* begin DATA SHOWN *

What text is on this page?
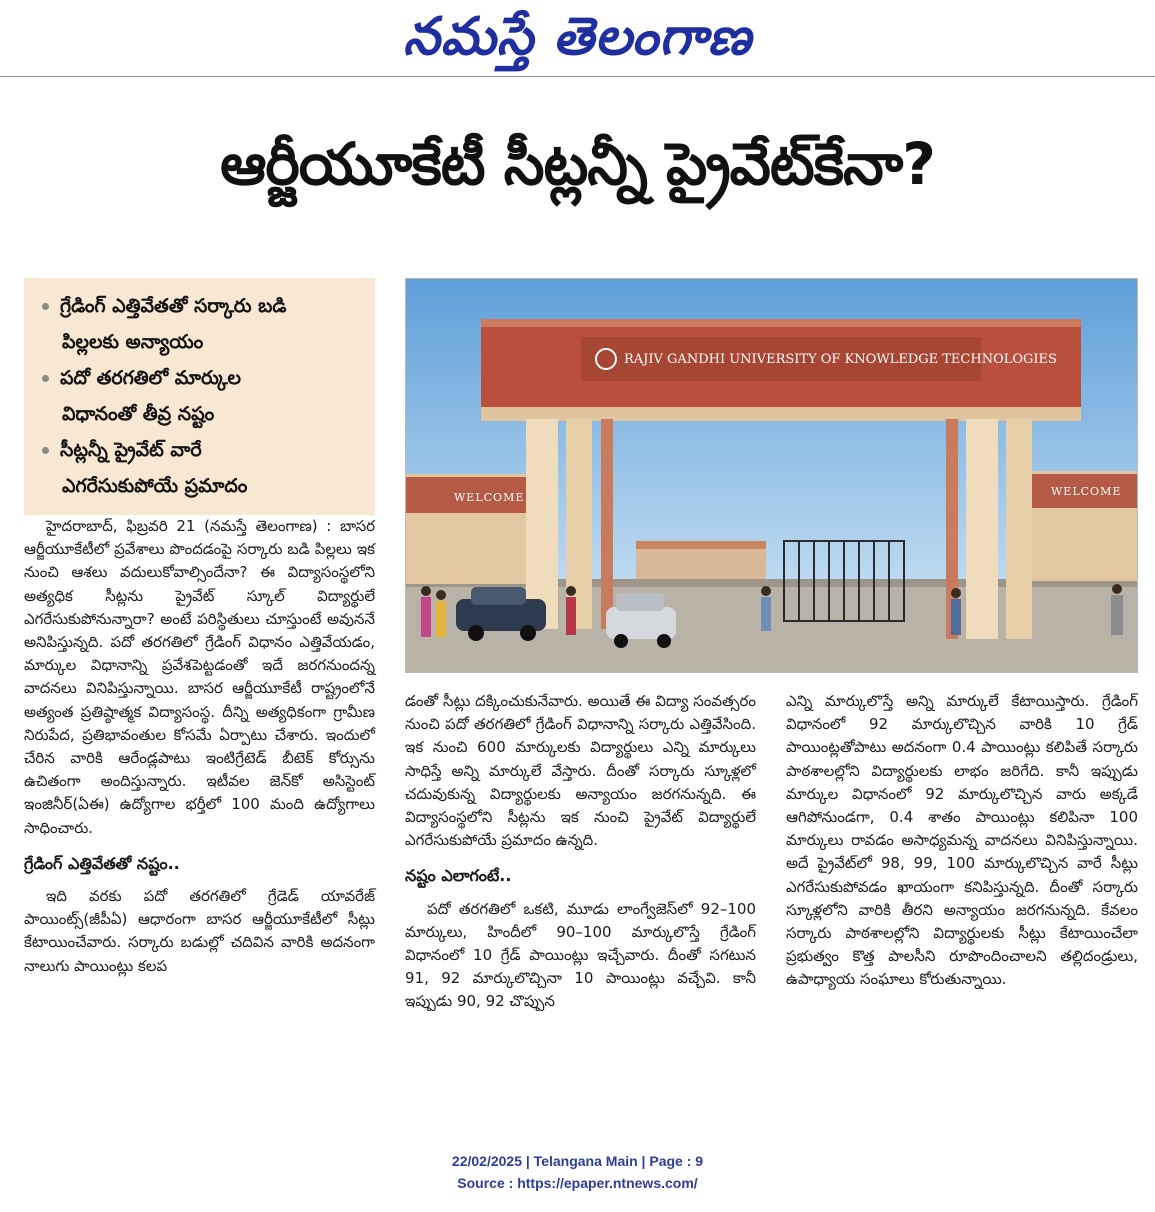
నమస్తే తెలంగాణ
ఆర్జీయూకేటీ సీట్లన్నీ ప్రైవేట్‌కేనా?
గ్రేడింగ్ ఎత్తివేతతో సర్కారు బడి
పిల్లలకు అన్యాయం
పదో తరగతిలో మార్కుల
విధానంతో తీవ్ర నష్టం
సీట్లన్నీ ప్రైవేట్ వారే
ఎగరేసుకుపోయే ప్రమాదం
WELCOME	WELCOME
RAJIV GANDHI UNIVERSITY OF KNOWLEDGE TECHNOLOGIES

హైదరాబాద్, ఫిబ్రవరి 21 (నమస్తే తెలంగాణ) : బాసర ఆర్జీయూకేటీలో ప్రవేశాలు పొందడంపై సర్కారు బడి పిల్లలు ఇక నుంచి ఆశలు వదులుకోవాల్సిందేనా? ఈ విద్యాసంస్థలోని అత్యధిక సీట్లను ప్రైవేట్ స్కూల్ విద్యార్థులే ఎగరేసుకుపోనున్నారా? అంటే పరిస్థితులు చూస్తుంటే అవుననే అనిపిస్తున్నది. పదో తరగతిలో గ్రేడింగ్ విధానం ఎత్తివేయడం, మార్కుల విధానాన్ని ప్రవేశపెట్టడంతో ఇదే జరగనుందన్న వాదనలు వినిపిస్తున్నాయి. బాసర ఆర్జీయూకేటీ రాష్ట్రంలోనే అత్యంత ప్రతిష్ఠాత్మక విద్యాసంస్థ. దీన్ని అత్యధికంగా గ్రామీణ నిరుపేద, ప్రతిభావంతుల కోసమే ఏర్పాటు చేశారు. ఇందులో చేరిన వారికి ఆరేండ్లపాటు ఇంటిగ్రేటెడ్ బీటెక్ కోర్సును ఉచితంగా అందిస్తున్నారు. ఇటీవల జెన్‌కో అసిస్టెంట్ ఇంజినీర్(ఏఈ) ఉద్యోగాల భర్తీలో 100 మంది ఉద్యోగాలు సాధించారు.

గ్రేడింగ్ ఎత్తివేతతో నష్టం..

ఇది వరకు పదో తరగతిలో గ్రేడెడ్ యావరేజ్ పాయింట్స్(జీపీఏ) ఆధారంగా బాసర ఆర్జీయూకేటీలో సీట్లు కేటాయించేవారు. సర్కారు బడుల్లో చదివిన వారికి అదనంగా నాలుగు పాయింట్లు కలప

డంతో సీట్లు దక్కించుకునేవారు. అయితే ఈ విద్యా సంవత్సరం నుంచి పదో తరగతిలో గ్రేడింగ్ విధానాన్ని సర్కారు ఎత్తివేసింది. ఇక నుంచి 600 మార్కులకు విద్యార్థులు ఎన్ని మార్కులు సాధిస్తే అన్ని మార్కులే వేస్తారు. దీంతో సర్కారు స్కూళ్లలో చదువుకున్న విద్యార్థులకు అన్యాయం జరగనున్నది. ఈ విద్యాసంస్థలోని సీట్లను ఇక నుంచి ప్రైవేట్ విద్యార్థులే ఎగరేసుకుపోయే ప్రమాదం ఉన్నది.

నష్టం ఎలాగంటే..

పదో తరగతిలో ఒకటి, మూడు లాంగ్వేజెస్‌లో 92–100 మార్కులు, హిందీలో 90–100 మార్కులొస్తే గ్రేడింగ్ విధానంలో 10 గ్రేడ్ పాయింట్లు ఇచ్చేవారు. దీంతో సగటున 91, 92 మార్కులొచ్చినా 10 పాయింట్లు వచ్చేవి. కానీ ఇప్పుడు 90, 92 చొప్పున

ఎన్ని మార్కులొస్తే అన్ని మార్కులే కేటాయిస్తారు. గ్రేడింగ్ విధానంలో 92 మార్కులొచ్చిన వారికి 10 గ్రేడ్ పాయింట్లతోపాటు అదనంగా 0.4 పాయింట్లు కలిపితే సర్కారు పాఠశాలల్లోని విద్యార్థులకు లాభం జరిగేది. కానీ ఇప్పుడు మార్కుల విధానంలో 92 మార్కులొచ్చిన వారు అక్కడే ఆగిపోనుండగా, 0.4 శాతం పాయింట్లు కలిపినా 100 మార్కులు రావడం అసాధ్యమన్న వాదనలు వినిపిస్తున్నాయి. అదే ప్రైవేట్‌లో 98, 99, 100 మార్కులొచ్చిన వారే సీట్లు ఎగరేసుకుపోవడం ఖాయంగా కనిపిస్తున్నది. దీంతో సర్కారు స్కూళ్లలోని వారికి తీరని అన్యాయం జరగనున్నది. కేవలం సర్కారు పాఠశాలల్లోని విద్యార్థులకు సీట్లు కేటాయించేలా ప్రభుత్వం కొత్త పాలసీని రూపొందించాలని తల్లిదండ్రులు, ఉపాధ్యాయ సంఘాలు కోరుతున్నాయి.

22/02/2025 | Telangana Main | Page : 9
Source : https://epaper.ntnews.com/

* end DATA SHOWN *

Transcribe every record above exactly as written, leaving out any pictures.

EXERCISE ANSWER:
What text is on this page?
నమస్తే తెలంగాణ
ఆర్జీయూకేటీ సీట్లన్నీ ప్రైవేట్‌కేనా?
గ్రేడింగ్ ఎత్తివేతతో సర్కారు బడి
పిల్లలకు అన్యాయం
పదో తరగతిలో మార్కుల
విధానంతో తీవ్ర నష్టం
సీట్లన్నీ ప్రైవేట్ వారే
ఎగరేసుకుపోయే ప్రమాదం
WELCOME	WELCOME
RAJIV GANDHI UNIVERSITY OF KNOWLEDGE TECHNOLOGIES

హైదరాబాద్, ఫిబ్రవరి 21 (నమస్తే తెలంగాణ) : బాసర ఆర్జీయూకేటీలో ప్రవేశాలు పొందడంపై సర్కారు బడి పిల్లలు ఇక నుంచి ఆశలు వదులుకోవాల్సిందేనా? ఈ విద్యాసంస్థలోని అత్యధిక సీట్లను ప్రైవేట్ స్కూల్ విద్యార్థులే ఎగరేసుకుపోనున్నారా? అంటే పరిస్థితులు చూస్తుంటే అవుననే అనిపిస్తున్నది. పదో తరగతిలో గ్రేడింగ్ విధానం ఎత్తివేయడం, మార్కుల విధానాన్ని ప్రవేశపెట్టడంతో ఇదే జరగనుందన్న వాదనలు వినిపిస్తున్నాయి. బాసర ఆర్జీయూకేటీ రాష్ట్రంలోనే అత్యంత ప్రతిష్ఠాత్మక విద్యాసంస్థ. దీన్ని అత్యధికంగా గ్రామీణ నిరుపేద, ప్రతిభావంతుల కోసమే ఏర్పాటు చేశారు. ఇందులో చేరిన వారికి ఆరేండ్లపాటు ఇంటిగ్రేటెడ్ బీటెక్ కోర్సును ఉచితంగా అందిస్తున్నారు. ఇటీవల జెన్‌కో అసిస్టెంట్ ఇంజినీర్(ఏఈ) ఉద్యోగాల భర్తీలో 100 మంది ఉద్యోగాలు సాధించారు.

గ్రేడింగ్ ఎత్తివేతతో నష్టం..

ఇది వరకు పదో తరగతిలో గ్రేడెడ్ యావరేజ్ పాయింట్స్(జీపీఏ) ఆధారంగా బాసర ఆర్జీయూకేటీలో సీట్లు కేటాయించేవారు. సర్కారు బడుల్లో చదివిన వారికి అదనంగా నాలుగు పాయింట్లు కలప

డంతో సీట్లు దక్కించుకునేవారు. అయితే ఈ విద్యా సంవత్సరం నుంచి పదో తరగతిలో గ్రేడింగ్ విధానాన్ని సర్కారు ఎత్తివేసింది. ఇక నుంచి 600 మార్కులకు విద్యార్థులు ఎన్ని మార్కులు సాధిస్తే అన్ని మార్కులే వేస్తారు. దీంతో సర్కారు స్కూళ్లలో చదువుకున్న విద్యార్థులకు అన్యాయం జరగనున్నది. ఈ విద్యాసంస్థలోని సీట్లను ఇక నుంచి ప్రైవేట్ విద్యార్థులే ఎగరేసుకుపోయే ప్రమాదం ఉన్నది.

నష్టం ఎలాగంటే..

పదో తరగతిలో ఒకటి, మూడు లాంగ్వేజెస్‌లో 92–100 మార్కులు, హిందీలో 90–100 మార్కులొస్తే గ్రేడింగ్ విధానంలో 10 గ్రేడ్ పాయింట్లు ఇచ్చేవారు. దీంతో సగటున 91, 92 మార్కులొచ్చినా 10 పాయింట్లు వచ్చేవి. కానీ ఇప్పుడు 90, 92 చొప్పున

ఎన్ని మార్కులొస్తే అన్ని మార్కులే కేటాయిస్తారు. గ్రేడింగ్ విధానంలో 92 మార్కులొచ్చిన వారికి 10 గ్రేడ్ పాయింట్లతోపాటు అదనంగా 0.4 పాయింట్లు కలిపితే సర్కారు పాఠశాలల్లోని విద్యార్థులకు లాభం జరిగేది. కానీ ఇప్పుడు మార్కుల విధానంలో 92 మార్కులొచ్చిన వారు అక్కడే ఆగిపోనుండగా, 0.4 శాతం పాయింట్లు కలిపినా 100 మార్కులు రావడం అసాధ్యమన్న వాదనలు వినిపిస్తున్నాయి. అదే ప్రైవేట్‌లో 98, 99, 100 మార్కులొచ్చిన వారే సీట్లు ఎగరేసుకుపోవడం ఖాయంగా కనిపిస్తున్నది. దీంతో సర్కారు స్కూళ్లలోని వారికి తీరని అన్యాయం జరగనున్నది. కేవలం సర్కారు పాఠశాలల్లోని విద్యార్థులకు సీట్లు కేటాయించేలా ప్రభుత్వం కొత్త పాలసీని రూపొందించాలని తల్లిదండ్రులు, ఉపాధ్యాయ సంఘాలు కోరుతున్నాయి.

22/02/2025 | Telangana Main | Page : 9
Source : https://epaper.ntnews.com/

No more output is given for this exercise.